======== Record extracts ========
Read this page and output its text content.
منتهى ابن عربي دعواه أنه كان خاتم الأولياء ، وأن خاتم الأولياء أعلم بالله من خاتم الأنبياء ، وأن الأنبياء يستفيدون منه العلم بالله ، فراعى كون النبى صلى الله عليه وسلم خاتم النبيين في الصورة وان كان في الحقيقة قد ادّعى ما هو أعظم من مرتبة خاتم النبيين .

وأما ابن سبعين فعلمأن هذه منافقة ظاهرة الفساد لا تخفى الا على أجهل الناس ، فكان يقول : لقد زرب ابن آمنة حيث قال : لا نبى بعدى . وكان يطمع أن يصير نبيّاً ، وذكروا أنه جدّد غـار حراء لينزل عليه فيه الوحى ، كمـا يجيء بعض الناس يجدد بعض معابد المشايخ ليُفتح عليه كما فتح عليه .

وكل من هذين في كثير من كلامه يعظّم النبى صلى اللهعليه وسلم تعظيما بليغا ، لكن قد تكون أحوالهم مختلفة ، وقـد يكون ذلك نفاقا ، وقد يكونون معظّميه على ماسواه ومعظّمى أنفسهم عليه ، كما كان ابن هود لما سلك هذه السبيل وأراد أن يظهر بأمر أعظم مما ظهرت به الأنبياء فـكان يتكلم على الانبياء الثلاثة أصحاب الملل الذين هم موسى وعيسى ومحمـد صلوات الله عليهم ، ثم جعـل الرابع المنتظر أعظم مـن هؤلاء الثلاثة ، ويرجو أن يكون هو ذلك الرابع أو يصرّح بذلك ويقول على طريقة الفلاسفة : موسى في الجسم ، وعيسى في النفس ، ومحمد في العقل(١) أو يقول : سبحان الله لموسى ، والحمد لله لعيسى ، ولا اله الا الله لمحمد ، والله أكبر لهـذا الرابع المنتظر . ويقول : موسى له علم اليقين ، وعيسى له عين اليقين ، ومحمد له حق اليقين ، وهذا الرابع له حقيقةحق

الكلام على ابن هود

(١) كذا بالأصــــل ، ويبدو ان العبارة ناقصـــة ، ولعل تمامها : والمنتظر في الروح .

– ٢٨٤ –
========
Written request:
Using the data above, repeat every line exactly.

Result for this task:
Read this page and output its text content.
منتهى ابن عربي دعواه أنه كان خاتم الأولياء ، وأن خاتم الأولياء أعلم بالله من خاتم الأنبياء ، وأن الأنبياء يستفيدون منه العلم بالله ، فراعى كون النبى صلى الله عليه وسلم خاتم النبيين في الصورة وان كان في الحقيقة قد ادّعى ما هو أعظم من مرتبة خاتم النبيين .

وأما ابن سبعين فعلمأن هذه منافقة ظاهرة الفساد لا تخفى الا على أجهل الناس ، فكان يقول : لقد زرب ابن آمنة حيث قال : لا نبى بعدى . وكان يطمع أن يصير نبيّاً ، وذكروا أنه جدّد غـار حراء لينزل عليه فيه الوحى ، كمـا يجيء بعض الناس يجدد بعض معابد المشايخ ليُفتح عليه كما فتح عليه .

وكل من هذين في كثير من كلامه يعظّم النبى صلى اللهعليه وسلم تعظيما بليغا ، لكن قد تكون أحوالهم مختلفة ، وقـد يكون ذلك نفاقا ، وقد يكونون معظّميه على ماسواه ومعظّمى أنفسهم عليه ، كما كان ابن هود لما سلك هذه السبيل وأراد أن يظهر بأمر أعظم مما ظهرت به الأنبياء فـكان يتكلم على الانبياء الثلاثة أصحاب الملل الذين هم موسى وعيسى ومحمـد صلوات الله عليهم ، ثم جعـل الرابع المنتظر أعظم مـن هؤلاء الثلاثة ، ويرجو أن يكون هو ذلك الرابع أو يصرّح بذلك ويقول على طريقة الفلاسفة : موسى في الجسم ، وعيسى في النفس ، ومحمد في العقل(١) أو يقول : سبحان الله لموسى ، والحمد لله لعيسى ، ولا اله الا الله لمحمد ، والله أكبر لهـذا الرابع المنتظر . ويقول : موسى له علم اليقين ، وعيسى له عين اليقين ، ومحمد له حق اليقين ، وهذا الرابع له حقيقةحق

الكلام على ابن هود

(١) كذا بالأصــــل ، ويبدو ان العبارة ناقصـــة ، ولعل تمامها : والمنتظر في الروح .

– ٢٨٤ –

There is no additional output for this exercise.